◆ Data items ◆
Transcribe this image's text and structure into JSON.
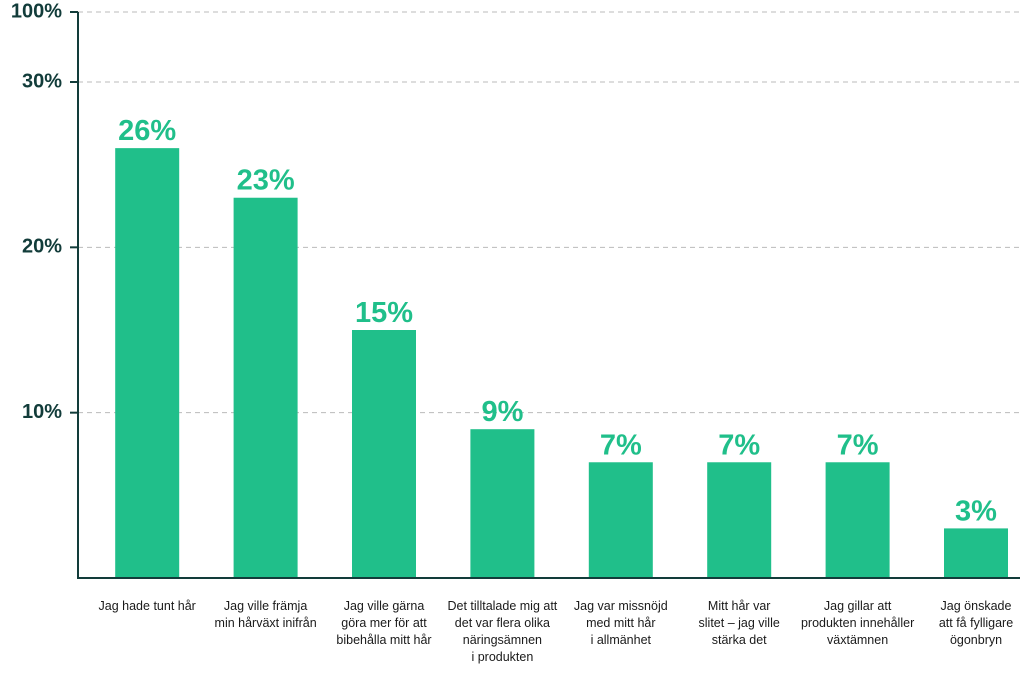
{
  "chart_data": {
    "type": "bar",
    "categories": [
      "Jag hade tunt hår",
      "Jag ville främja\nmin hårväxt inifrån",
      "Jag ville gärna\ngöra mer för att\nbibehålla mitt hår",
      "Det tilltalade mig att\ndet var flera olika\nnäringsämnen\ni produkten",
      "Jag var missnöjd\nmed mitt hår\ni allmänhet",
      "Mitt hår var\nslitet – jag ville\nstärka det",
      "Jag gillar att\nprodukten innehåller\nväxtämnen",
      "Jag önskade\natt få fylligare\nögonbryn"
    ],
    "values": [
      26,
      23,
      15,
      9,
      7,
      7,
      7,
      3
    ],
    "value_labels": [
      "26%",
      "23%",
      "15%",
      "9%",
      "7%",
      "7%",
      "7%",
      "3%"
    ],
    "color": "#20bf8a",
    "ylim": [
      0,
      100
    ],
    "axis_break": 30,
    "yticks": [
      {
        "value": 10,
        "label": "10%"
      },
      {
        "value": 20,
        "label": "20%"
      },
      {
        "value": 30,
        "label": "30%"
      },
      {
        "value": 100,
        "label": "100%"
      }
    ],
    "grid": true
  }
}
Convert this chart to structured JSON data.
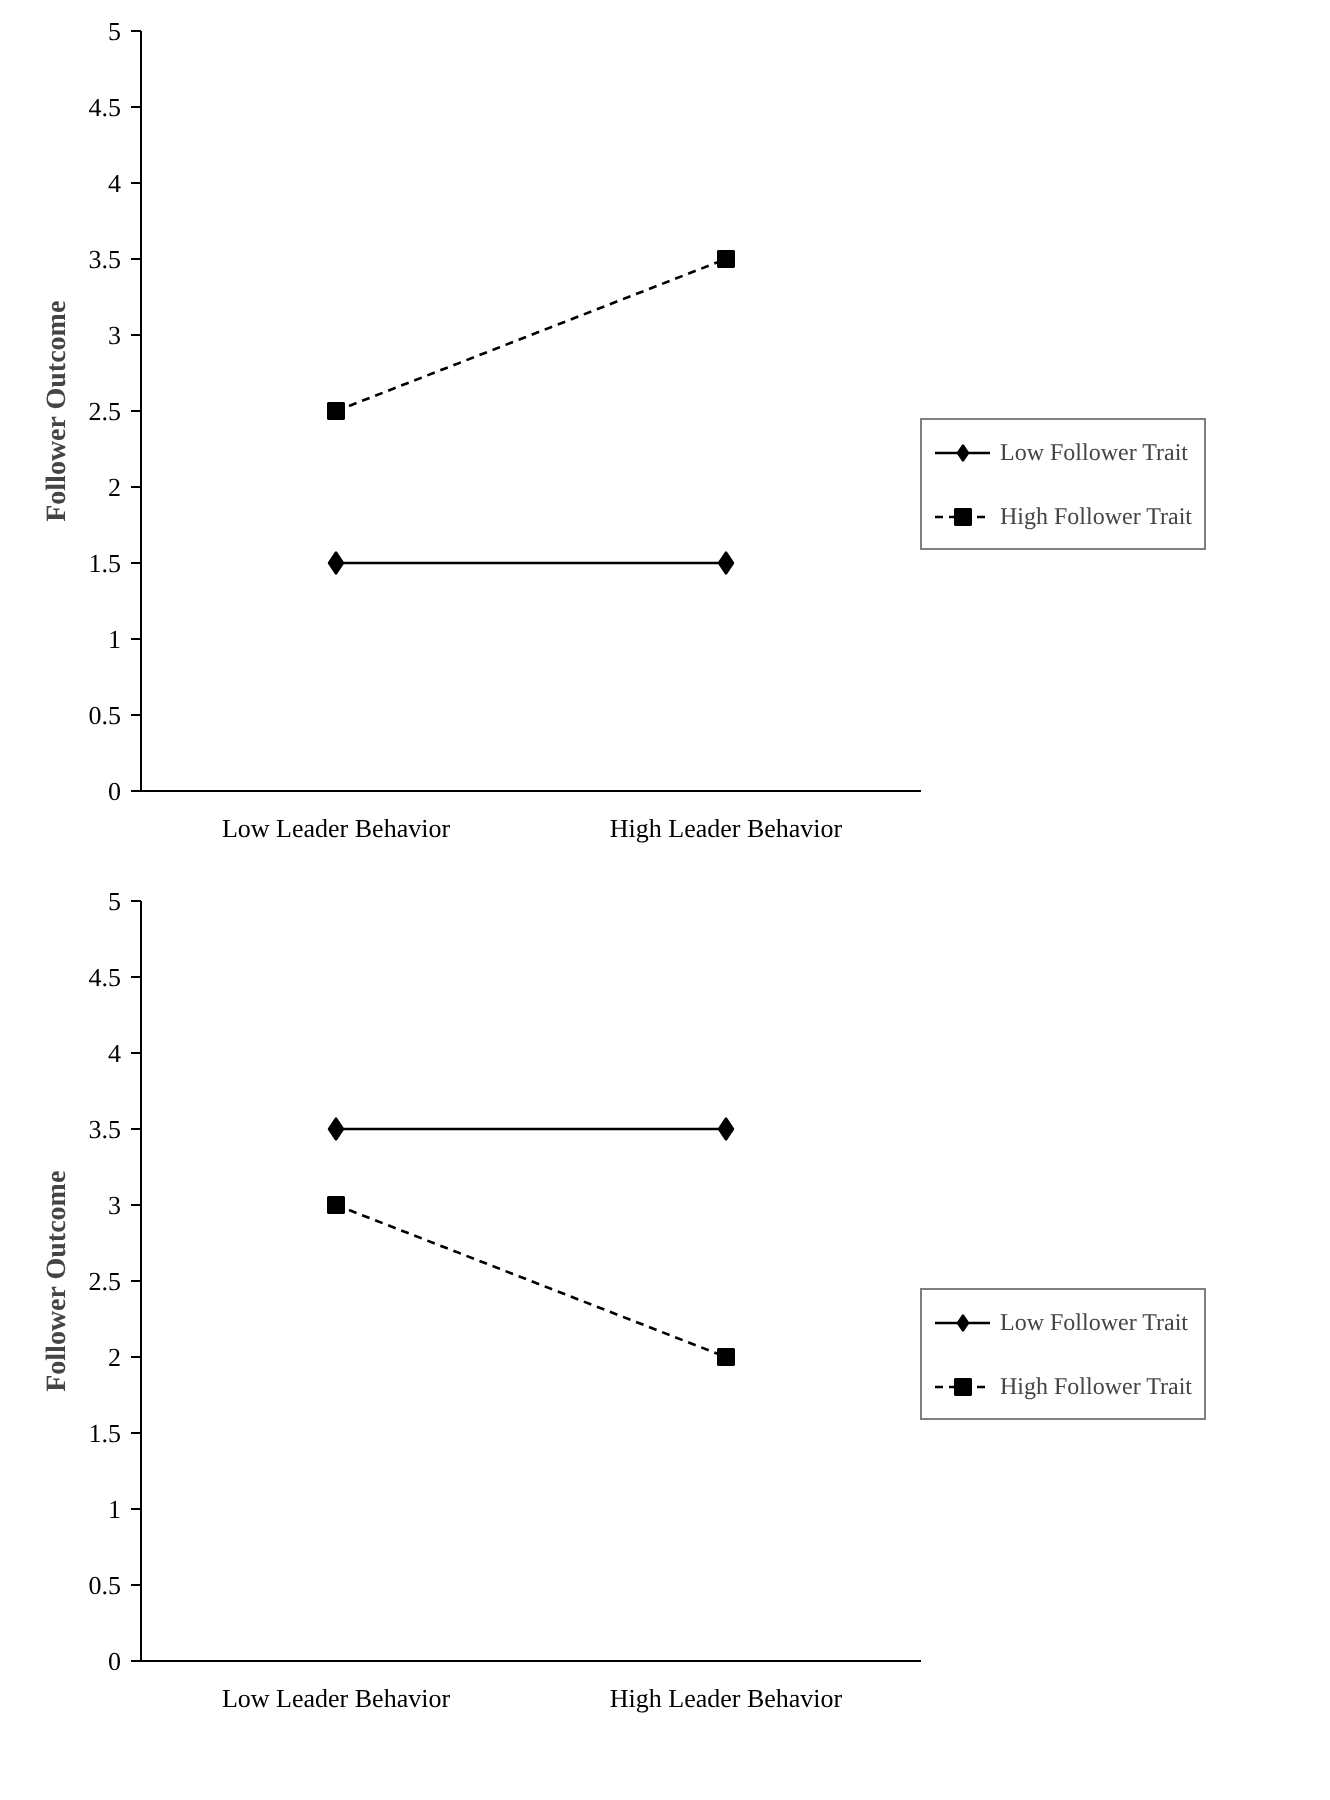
{
  "chart_data": [
    {
      "type": "line",
      "categories": [
        "Low Leader Behavior",
        "High Leader Behavior"
      ],
      "ylabel": "Follower Outcome",
      "ylim": [
        0,
        5
      ],
      "yticks": [
        0,
        0.5,
        1,
        1.5,
        2,
        2.5,
        3,
        3.5,
        4,
        4.5,
        5
      ],
      "grid": false,
      "legend": "right",
      "series": [
        {
          "name": "Low Follower Trait",
          "color": "#000000",
          "marker": "diamond",
          "line_style": "solid",
          "values": [
            1.5,
            1.5
          ]
        },
        {
          "name": "High Follower Trait",
          "color": "#000000",
          "marker": "square",
          "line_style": "dashed",
          "values": [
            2.5,
            3.5
          ]
        }
      ]
    },
    {
      "type": "line",
      "categories": [
        "Low Leader Behavior",
        "High Leader Behavior"
      ],
      "ylabel": "Follower Outcome",
      "ylim": [
        0,
        5
      ],
      "yticks": [
        0,
        0.5,
        1,
        1.5,
        2,
        2.5,
        3,
        3.5,
        4,
        4.5,
        5
      ],
      "grid": false,
      "legend": "right",
      "series": [
        {
          "name": "Low Follower Trait",
          "color": "#000000",
          "marker": "diamond",
          "line_style": "solid",
          "values": [
            3.5,
            3.5
          ]
        },
        {
          "name": "High Follower Trait",
          "color": "#000000",
          "marker": "square",
          "line_style": "dashed",
          "values": [
            3.0,
            2.0
          ]
        }
      ]
    }
  ]
}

◆ Given exercise ◆
Copy out the data above exactly, except the pictures.

◆ Response below ◆
Transcribe this image's text and structure into JSON.
{
  "chart_data": {
    "type": "bar",
    "categories": [
      "Jag hade tunt hår",
      "Jag ville främja\nmin hårväxt inifrån",
      "Jag ville gärna\ngöra mer för att\nbibehålla mitt hår",
      "Det tilltalade mig att\ndet var flera olika\nnäringsämnen\ni produkten",
      "Jag var missnöjd\nmed mitt hår\ni allmänhet",
      "Mitt hår var\nslitet – jag ville\nstärka det",
      "Jag gillar att\nprodukten innehåller\nväxtämnen",
      "Jag önskade\natt få fylligare\nögonbryn"
    ],
    "values": [
      26,
      23,
      15,
      9,
      7,
      7,
      7,
      3
    ],
    "value_labels": [
      "26%",
      "23%",
      "15%",
      "9%",
      "7%",
      "7%",
      "7%",
      "3%"
    ],
    "color": "#20bf8a",
    "ylim": [
      0,
      100
    ],
    "axis_break": 30,
    "yticks": [
      {
        "value": 10,
        "label": "10%"
      },
      {
        "value": 20,
        "label": "20%"
      },
      {
        "value": 30,
        "label": "30%"
      },
      {
        "value": 100,
        "label": "100%"
      }
    ],
    "grid": true
  }
}
Convert this chart to structured JSON data.
{
  "chart_data": [
    {
      "type": "line",
      "categories": [
        "Low Leader Behavior",
        "High Leader Behavior"
      ],
      "ylabel": "Follower Outcome",
      "ylim": [
        0,
        5
      ],
      "yticks": [
        0,
        0.5,
        1,
        1.5,
        2,
        2.5,
        3,
        3.5,
        4,
        4.5,
        5
      ],
      "grid": false,
      "legend": "right",
      "series": [
        {
          "name": "Low Follower Trait",
          "color": "#000000",
          "marker": "diamond",
          "line_style": "solid",
          "values": [
            1.5,
            1.5
          ]
        },
        {
          "name": "High Follower Trait",
          "color": "#000000",
          "marker": "square",
          "line_style": "dashed",
          "values": [
            2.5,
            3.5
          ]
        }
      ]
    },
    {
      "type": "line",
      "categories": [
        "Low Leader Behavior",
        "High Leader Behavior"
      ],
      "ylabel": "Follower Outcome",
      "ylim": [
        0,
        5
      ],
      "yticks": [
        0,
        0.5,
        1,
        1.5,
        2,
        2.5,
        3,
        3.5,
        4,
        4.5,
        5
      ],
      "grid": false,
      "legend": "right",
      "series": [
        {
          "name": "Low Follower Trait",
          "color": "#000000",
          "marker": "diamond",
          "line_style": "solid",
          "values": [
            3.5,
            3.5
          ]
        },
        {
          "name": "High Follower Trait",
          "color": "#000000",
          "marker": "square",
          "line_style": "dashed",
          "values": [
            3.0,
            2.0
          ]
        }
      ]
    }
  ]
}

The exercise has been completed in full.